» **Figure dataset records**:
-- Begin --

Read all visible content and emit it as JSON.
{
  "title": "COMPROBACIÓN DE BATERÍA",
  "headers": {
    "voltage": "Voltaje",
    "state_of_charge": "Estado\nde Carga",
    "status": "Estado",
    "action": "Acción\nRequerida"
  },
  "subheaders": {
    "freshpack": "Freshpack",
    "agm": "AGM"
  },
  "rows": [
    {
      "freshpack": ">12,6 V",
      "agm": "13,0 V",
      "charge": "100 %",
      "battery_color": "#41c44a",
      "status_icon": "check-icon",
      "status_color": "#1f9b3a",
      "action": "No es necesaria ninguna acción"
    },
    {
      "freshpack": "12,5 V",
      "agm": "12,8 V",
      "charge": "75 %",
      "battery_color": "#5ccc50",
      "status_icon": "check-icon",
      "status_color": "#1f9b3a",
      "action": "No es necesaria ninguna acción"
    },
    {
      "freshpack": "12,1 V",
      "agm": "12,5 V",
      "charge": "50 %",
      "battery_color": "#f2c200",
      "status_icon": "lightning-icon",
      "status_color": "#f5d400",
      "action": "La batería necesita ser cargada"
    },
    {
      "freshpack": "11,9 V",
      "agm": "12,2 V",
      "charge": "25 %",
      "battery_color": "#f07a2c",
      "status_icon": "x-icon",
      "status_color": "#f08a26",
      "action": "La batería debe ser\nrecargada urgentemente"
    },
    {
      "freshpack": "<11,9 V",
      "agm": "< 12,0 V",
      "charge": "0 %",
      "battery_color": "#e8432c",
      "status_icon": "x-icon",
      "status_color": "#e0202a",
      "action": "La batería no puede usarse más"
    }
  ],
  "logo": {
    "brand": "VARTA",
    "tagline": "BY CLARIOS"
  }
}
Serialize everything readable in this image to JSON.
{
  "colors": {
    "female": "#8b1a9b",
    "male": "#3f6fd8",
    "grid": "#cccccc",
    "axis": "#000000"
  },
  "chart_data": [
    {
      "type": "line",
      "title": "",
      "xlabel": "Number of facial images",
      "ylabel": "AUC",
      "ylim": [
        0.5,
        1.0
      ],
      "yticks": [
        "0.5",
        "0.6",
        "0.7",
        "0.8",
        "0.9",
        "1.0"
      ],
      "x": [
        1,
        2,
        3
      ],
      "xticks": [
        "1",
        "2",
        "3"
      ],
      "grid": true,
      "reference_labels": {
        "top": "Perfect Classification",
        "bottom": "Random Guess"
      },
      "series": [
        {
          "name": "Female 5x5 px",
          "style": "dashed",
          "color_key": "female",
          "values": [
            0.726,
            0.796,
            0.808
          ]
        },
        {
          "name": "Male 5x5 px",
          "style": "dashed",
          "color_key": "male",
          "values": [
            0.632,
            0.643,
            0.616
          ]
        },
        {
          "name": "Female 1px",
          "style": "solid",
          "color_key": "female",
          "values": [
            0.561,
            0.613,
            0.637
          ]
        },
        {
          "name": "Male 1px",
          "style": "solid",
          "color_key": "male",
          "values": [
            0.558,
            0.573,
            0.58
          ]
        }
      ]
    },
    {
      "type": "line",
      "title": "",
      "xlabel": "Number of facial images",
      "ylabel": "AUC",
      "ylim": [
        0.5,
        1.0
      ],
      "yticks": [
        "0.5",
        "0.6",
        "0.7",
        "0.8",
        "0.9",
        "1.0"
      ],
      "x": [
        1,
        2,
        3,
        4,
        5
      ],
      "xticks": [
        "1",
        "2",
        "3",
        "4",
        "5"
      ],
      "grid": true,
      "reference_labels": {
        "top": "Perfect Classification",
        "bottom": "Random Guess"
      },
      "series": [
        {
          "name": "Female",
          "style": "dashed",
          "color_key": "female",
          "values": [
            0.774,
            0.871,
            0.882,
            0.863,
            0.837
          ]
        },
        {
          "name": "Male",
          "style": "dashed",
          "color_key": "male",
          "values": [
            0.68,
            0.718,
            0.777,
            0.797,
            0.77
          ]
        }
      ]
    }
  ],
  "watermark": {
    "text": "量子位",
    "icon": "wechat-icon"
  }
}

-- End --

Write out the material from the first line to the last, exactly.

Read all visible content and emit it as JSON.
{
  "title": "COMPROBACIÓN DE BATERÍA",
  "headers": {
    "voltage": "Voltaje",
    "state_of_charge": "Estado\nde Carga",
    "status": "Estado",
    "action": "Acción\nRequerida"
  },
  "subheaders": {
    "freshpack": "Freshpack",
    "agm": "AGM"
  },
  "rows": [
    {
      "freshpack": ">12,6 V",
      "agm": "13,0 V",
      "charge": "100 %",
      "battery_color": "#41c44a",
      "status_icon": "check-icon",
      "status_color": "#1f9b3a",
      "action": "No es necesaria ninguna acción"
    },
    {
      "freshpack": "12,5 V",
      "agm": "12,8 V",
      "charge": "75 %",
      "battery_color": "#5ccc50",
      "status_icon": "check-icon",
      "status_color": "#1f9b3a",
      "action": "No es necesaria ninguna acción"
    },
    {
      "freshpack": "12,1 V",
      "agm": "12,5 V",
      "charge": "50 %",
      "battery_color": "#f2c200",
      "status_icon": "lightning-icon",
      "status_color": "#f5d400",
      "action": "La batería necesita ser cargada"
    },
    {
      "freshpack": "11,9 V",
      "agm": "12,2 V",
      "charge": "25 %",
      "battery_color": "#f07a2c",
      "status_icon": "x-icon",
      "status_color": "#f08a26",
      "action": "La batería debe ser\nrecargada urgentemente"
    },
    {
      "freshpack": "<11,9 V",
      "agm": "< 12,0 V",
      "charge": "0 %",
      "battery_color": "#e8432c",
      "status_icon": "x-icon",
      "status_color": "#e0202a",
      "action": "La batería no puede usarse más"
    }
  ],
  "logo": {
    "brand": "VARTA",
    "tagline": "BY CLARIOS"
  }
}
Serialize everything readable in this image to JSON.
{
  "colors": {
    "female": "#8b1a9b",
    "male": "#3f6fd8",
    "grid": "#cccccc",
    "axis": "#000000"
  },
  "chart_data": [
    {
      "type": "line",
      "title": "",
      "xlabel": "Number of facial images",
      "ylabel": "AUC",
      "ylim": [
        0.5,
        1.0
      ],
      "yticks": [
        "0.5",
        "0.6",
        "0.7",
        "0.8",
        "0.9",
        "1.0"
      ],
      "x": [
        1,
        2,
        3
      ],
      "xticks": [
        "1",
        "2",
        "3"
      ],
      "grid": true,
      "reference_labels": {
        "top": "Perfect Classification",
        "bottom": "Random Guess"
      },
      "series": [
        {
          "name": "Female 5x5 px",
          "style": "dashed",
          "color_key": "female",
          "values": [
            0.726,
            0.796,
            0.808
          ]
        },
        {
          "name": "Male 5x5 px",
          "style": "dashed",
          "color_key": "male",
          "values": [
            0.632,
            0.643,
            0.616
          ]
        },
        {
          "name": "Female 1px",
          "style": "solid",
          "color_key": "female",
          "values": [
            0.561,
            0.613,
            0.637
          ]
        },
        {
          "name": "Male 1px",
          "style": "solid",
          "color_key": "male",
          "values": [
            0.558,
            0.573,
            0.58
          ]
        }
      ]
    },
    {
      "type": "line",
      "title": "",
      "xlabel": "Number of facial images",
      "ylabel": "AUC",
      "ylim": [
        0.5,
        1.0
      ],
      "yticks": [
        "0.5",
        "0.6",
        "0.7",
        "0.8",
        "0.9",
        "1.0"
      ],
      "x": [
        1,
        2,
        3,
        4,
        5
      ],
      "xticks": [
        "1",
        "2",
        "3",
        "4",
        "5"
      ],
      "grid": true,
      "reference_labels": {
        "top": "Perfect Classification",
        "bottom": "Random Guess"
      },
      "series": [
        {
          "name": "Female",
          "style": "dashed",
          "color_key": "female",
          "values": [
            0.774,
            0.871,
            0.882,
            0.863,
            0.837
          ]
        },
        {
          "name": "Male",
          "style": "dashed",
          "color_key": "male",
          "values": [
            0.68,
            0.718,
            0.777,
            0.797,
            0.77
          ]
        }
      ]
    }
  ],
  "watermark": {
    "text": "量子位",
    "icon": "wechat-icon"
  }
}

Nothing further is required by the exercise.